%%
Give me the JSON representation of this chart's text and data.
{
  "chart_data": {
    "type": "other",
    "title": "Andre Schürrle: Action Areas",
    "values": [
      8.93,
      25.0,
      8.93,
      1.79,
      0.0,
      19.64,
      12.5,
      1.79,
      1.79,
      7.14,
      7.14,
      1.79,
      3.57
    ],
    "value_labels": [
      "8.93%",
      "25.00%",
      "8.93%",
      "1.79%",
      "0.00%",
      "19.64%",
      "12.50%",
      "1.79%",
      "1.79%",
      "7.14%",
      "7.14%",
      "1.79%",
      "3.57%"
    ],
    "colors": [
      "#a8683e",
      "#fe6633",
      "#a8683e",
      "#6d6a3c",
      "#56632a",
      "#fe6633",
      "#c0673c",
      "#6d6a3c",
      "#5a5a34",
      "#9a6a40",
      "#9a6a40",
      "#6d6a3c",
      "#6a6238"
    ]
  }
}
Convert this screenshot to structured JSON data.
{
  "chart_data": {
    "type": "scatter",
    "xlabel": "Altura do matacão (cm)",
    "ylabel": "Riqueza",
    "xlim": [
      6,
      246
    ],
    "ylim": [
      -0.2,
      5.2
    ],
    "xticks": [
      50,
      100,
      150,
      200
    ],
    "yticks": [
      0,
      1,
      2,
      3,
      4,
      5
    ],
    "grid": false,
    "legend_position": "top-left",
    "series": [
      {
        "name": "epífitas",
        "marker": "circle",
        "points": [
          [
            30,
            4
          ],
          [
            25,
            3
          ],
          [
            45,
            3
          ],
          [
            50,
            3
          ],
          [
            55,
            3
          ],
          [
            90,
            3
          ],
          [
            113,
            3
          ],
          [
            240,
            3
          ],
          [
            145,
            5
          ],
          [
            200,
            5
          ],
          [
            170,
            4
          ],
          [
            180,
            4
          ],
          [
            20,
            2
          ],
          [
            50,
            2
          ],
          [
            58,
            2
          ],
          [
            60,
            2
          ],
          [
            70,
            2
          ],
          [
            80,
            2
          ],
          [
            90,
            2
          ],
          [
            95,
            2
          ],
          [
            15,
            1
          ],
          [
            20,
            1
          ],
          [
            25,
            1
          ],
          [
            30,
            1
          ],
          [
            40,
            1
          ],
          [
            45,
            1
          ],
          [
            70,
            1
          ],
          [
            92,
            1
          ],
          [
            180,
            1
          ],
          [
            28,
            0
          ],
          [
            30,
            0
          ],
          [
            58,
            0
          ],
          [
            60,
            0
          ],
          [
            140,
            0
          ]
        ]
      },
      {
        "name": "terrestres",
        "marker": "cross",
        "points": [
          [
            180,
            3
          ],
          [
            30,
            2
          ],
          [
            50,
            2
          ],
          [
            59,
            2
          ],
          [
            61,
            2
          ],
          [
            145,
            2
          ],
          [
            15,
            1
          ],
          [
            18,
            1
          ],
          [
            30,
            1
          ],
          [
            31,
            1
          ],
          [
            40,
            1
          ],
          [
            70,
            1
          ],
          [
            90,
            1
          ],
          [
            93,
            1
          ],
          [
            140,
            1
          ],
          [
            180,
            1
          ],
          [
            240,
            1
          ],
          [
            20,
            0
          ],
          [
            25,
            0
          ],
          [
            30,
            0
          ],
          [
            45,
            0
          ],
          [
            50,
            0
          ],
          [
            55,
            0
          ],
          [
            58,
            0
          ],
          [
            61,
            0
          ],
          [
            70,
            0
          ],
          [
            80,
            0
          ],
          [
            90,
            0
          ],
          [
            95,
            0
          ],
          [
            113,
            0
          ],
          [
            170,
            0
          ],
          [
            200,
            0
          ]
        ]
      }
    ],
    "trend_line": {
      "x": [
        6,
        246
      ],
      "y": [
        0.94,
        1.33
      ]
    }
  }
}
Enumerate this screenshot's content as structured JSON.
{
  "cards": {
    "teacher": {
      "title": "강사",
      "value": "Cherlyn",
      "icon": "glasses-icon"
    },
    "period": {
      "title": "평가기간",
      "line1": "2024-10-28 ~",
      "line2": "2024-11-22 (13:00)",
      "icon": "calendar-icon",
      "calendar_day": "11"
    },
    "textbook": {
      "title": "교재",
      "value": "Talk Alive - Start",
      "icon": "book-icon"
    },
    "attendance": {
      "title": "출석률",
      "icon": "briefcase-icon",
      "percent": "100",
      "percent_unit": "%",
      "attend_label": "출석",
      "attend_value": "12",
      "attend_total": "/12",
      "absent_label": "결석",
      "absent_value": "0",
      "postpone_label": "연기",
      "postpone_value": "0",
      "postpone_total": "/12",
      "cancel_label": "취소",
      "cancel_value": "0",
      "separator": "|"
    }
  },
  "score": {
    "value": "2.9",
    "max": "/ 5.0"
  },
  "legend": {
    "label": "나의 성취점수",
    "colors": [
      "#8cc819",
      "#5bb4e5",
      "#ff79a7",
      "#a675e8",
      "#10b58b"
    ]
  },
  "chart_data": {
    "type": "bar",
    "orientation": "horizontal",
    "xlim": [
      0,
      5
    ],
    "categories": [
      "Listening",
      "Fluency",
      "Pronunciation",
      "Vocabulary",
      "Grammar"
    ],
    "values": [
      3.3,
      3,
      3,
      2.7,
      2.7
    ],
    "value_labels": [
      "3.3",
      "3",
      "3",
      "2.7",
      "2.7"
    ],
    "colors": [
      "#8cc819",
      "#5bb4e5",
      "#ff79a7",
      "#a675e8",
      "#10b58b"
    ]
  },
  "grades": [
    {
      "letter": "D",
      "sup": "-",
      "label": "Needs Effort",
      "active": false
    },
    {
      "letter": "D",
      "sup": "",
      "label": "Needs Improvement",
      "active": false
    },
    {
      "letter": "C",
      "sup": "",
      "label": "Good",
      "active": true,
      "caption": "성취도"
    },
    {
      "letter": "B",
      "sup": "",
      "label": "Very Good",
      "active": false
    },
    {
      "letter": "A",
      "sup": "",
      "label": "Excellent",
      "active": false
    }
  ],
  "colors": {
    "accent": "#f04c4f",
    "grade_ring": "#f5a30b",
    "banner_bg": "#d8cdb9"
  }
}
%%
** Exercise aim **
From the preceding material, extract every line exactly.

** Solution **
Give me the JSON representation of this chart's text and data.
{
  "chart_data": {
    "type": "other",
    "title": "Andre Schürrle: Action Areas",
    "values": [
      8.93,
      25.0,
      8.93,
      1.79,
      0.0,
      19.64,
      12.5,
      1.79,
      1.79,
      7.14,
      7.14,
      1.79,
      3.57
    ],
    "value_labels": [
      "8.93%",
      "25.00%",
      "8.93%",
      "1.79%",
      "0.00%",
      "19.64%",
      "12.50%",
      "1.79%",
      "1.79%",
      "7.14%",
      "7.14%",
      "1.79%",
      "3.57%"
    ],
    "colors": [
      "#a8683e",
      "#fe6633",
      "#a8683e",
      "#6d6a3c",
      "#56632a",
      "#fe6633",
      "#c0673c",
      "#6d6a3c",
      "#5a5a34",
      "#9a6a40",
      "#9a6a40",
      "#6d6a3c",
      "#6a6238"
    ]
  }
}
Convert this screenshot to structured JSON data.
{
  "chart_data": {
    "type": "scatter",
    "xlabel": "Altura do matacão (cm)",
    "ylabel": "Riqueza",
    "xlim": [
      6,
      246
    ],
    "ylim": [
      -0.2,
      5.2
    ],
    "xticks": [
      50,
      100,
      150,
      200
    ],
    "yticks": [
      0,
      1,
      2,
      3,
      4,
      5
    ],
    "grid": false,
    "legend_position": "top-left",
    "series": [
      {
        "name": "epífitas",
        "marker": "circle",
        "points": [
          [
            30,
            4
          ],
          [
            25,
            3
          ],
          [
            45,
            3
          ],
          [
            50,
            3
          ],
          [
            55,
            3
          ],
          [
            90,
            3
          ],
          [
            113,
            3
          ],
          [
            240,
            3
          ],
          [
            145,
            5
          ],
          [
            200,
            5
          ],
          [
            170,
            4
          ],
          [
            180,
            4
          ],
          [
            20,
            2
          ],
          [
            50,
            2
          ],
          [
            58,
            2
          ],
          [
            60,
            2
          ],
          [
            70,
            2
          ],
          [
            80,
            2
          ],
          [
            90,
            2
          ],
          [
            95,
            2
          ],
          [
            15,
            1
          ],
          [
            20,
            1
          ],
          [
            25,
            1
          ],
          [
            30,
            1
          ],
          [
            40,
            1
          ],
          [
            45,
            1
          ],
          [
            70,
            1
          ],
          [
            92,
            1
          ],
          [
            180,
            1
          ],
          [
            28,
            0
          ],
          [
            30,
            0
          ],
          [
            58,
            0
          ],
          [
            60,
            0
          ],
          [
            140,
            0
          ]
        ]
      },
      {
        "name": "terrestres",
        "marker": "cross",
        "points": [
          [
            180,
            3
          ],
          [
            30,
            2
          ],
          [
            50,
            2
          ],
          [
            59,
            2
          ],
          [
            61,
            2
          ],
          [
            145,
            2
          ],
          [
            15,
            1
          ],
          [
            18,
            1
          ],
          [
            30,
            1
          ],
          [
            31,
            1
          ],
          [
            40,
            1
          ],
          [
            70,
            1
          ],
          [
            90,
            1
          ],
          [
            93,
            1
          ],
          [
            140,
            1
          ],
          [
            180,
            1
          ],
          [
            240,
            1
          ],
          [
            20,
            0
          ],
          [
            25,
            0
          ],
          [
            30,
            0
          ],
          [
            45,
            0
          ],
          [
            50,
            0
          ],
          [
            55,
            0
          ],
          [
            58,
            0
          ],
          [
            61,
            0
          ],
          [
            70,
            0
          ],
          [
            80,
            0
          ],
          [
            90,
            0
          ],
          [
            95,
            0
          ],
          [
            113,
            0
          ],
          [
            170,
            0
          ],
          [
            200,
            0
          ]
        ]
      }
    ],
    "trend_line": {
      "x": [
        6,
        246
      ],
      "y": [
        0.94,
        1.33
      ]
    }
  }
}
Enumerate this screenshot's content as structured JSON.
{
  "cards": {
    "teacher": {
      "title": "강사",
      "value": "Cherlyn",
      "icon": "glasses-icon"
    },
    "period": {
      "title": "평가기간",
      "line1": "2024-10-28 ~",
      "line2": "2024-11-22 (13:00)",
      "icon": "calendar-icon",
      "calendar_day": "11"
    },
    "textbook": {
      "title": "교재",
      "value": "Talk Alive - Start",
      "icon": "book-icon"
    },
    "attendance": {
      "title": "출석률",
      "icon": "briefcase-icon",
      "percent": "100",
      "percent_unit": "%",
      "attend_label": "출석",
      "attend_value": "12",
      "attend_total": "/12",
      "absent_label": "결석",
      "absent_value": "0",
      "postpone_label": "연기",
      "postpone_value": "0",
      "postpone_total": "/12",
      "cancel_label": "취소",
      "cancel_value": "0",
      "separator": "|"
    }
  },
  "score": {
    "value": "2.9",
    "max": "/ 5.0"
  },
  "legend": {
    "label": "나의 성취점수",
    "colors": [
      "#8cc819",
      "#5bb4e5",
      "#ff79a7",
      "#a675e8",
      "#10b58b"
    ]
  },
  "chart_data": {
    "type": "bar",
    "orientation": "horizontal",
    "xlim": [
      0,
      5
    ],
    "categories": [
      "Listening",
      "Fluency",
      "Pronunciation",
      "Vocabulary",
      "Grammar"
    ],
    "values": [
      3.3,
      3,
      3,
      2.7,
      2.7
    ],
    "value_labels": [
      "3.3",
      "3",
      "3",
      "2.7",
      "2.7"
    ],
    "colors": [
      "#8cc819",
      "#5bb4e5",
      "#ff79a7",
      "#a675e8",
      "#10b58b"
    ]
  },
  "grades": [
    {
      "letter": "D",
      "sup": "-",
      "label": "Needs Effort",
      "active": false
    },
    {
      "letter": "D",
      "sup": "",
      "label": "Needs Improvement",
      "active": false
    },
    {
      "letter": "C",
      "sup": "",
      "label": "Good",
      "active": true,
      "caption": "성취도"
    },
    {
      "letter": "B",
      "sup": "",
      "label": "Very Good",
      "active": false
    },
    {
      "letter": "A",
      "sup": "",
      "label": "Excellent",
      "active": false
    }
  ],
  "colors": {
    "accent": "#f04c4f",
    "grade_ring": "#f5a30b",
    "banner_bg": "#d8cdb9"
  }
}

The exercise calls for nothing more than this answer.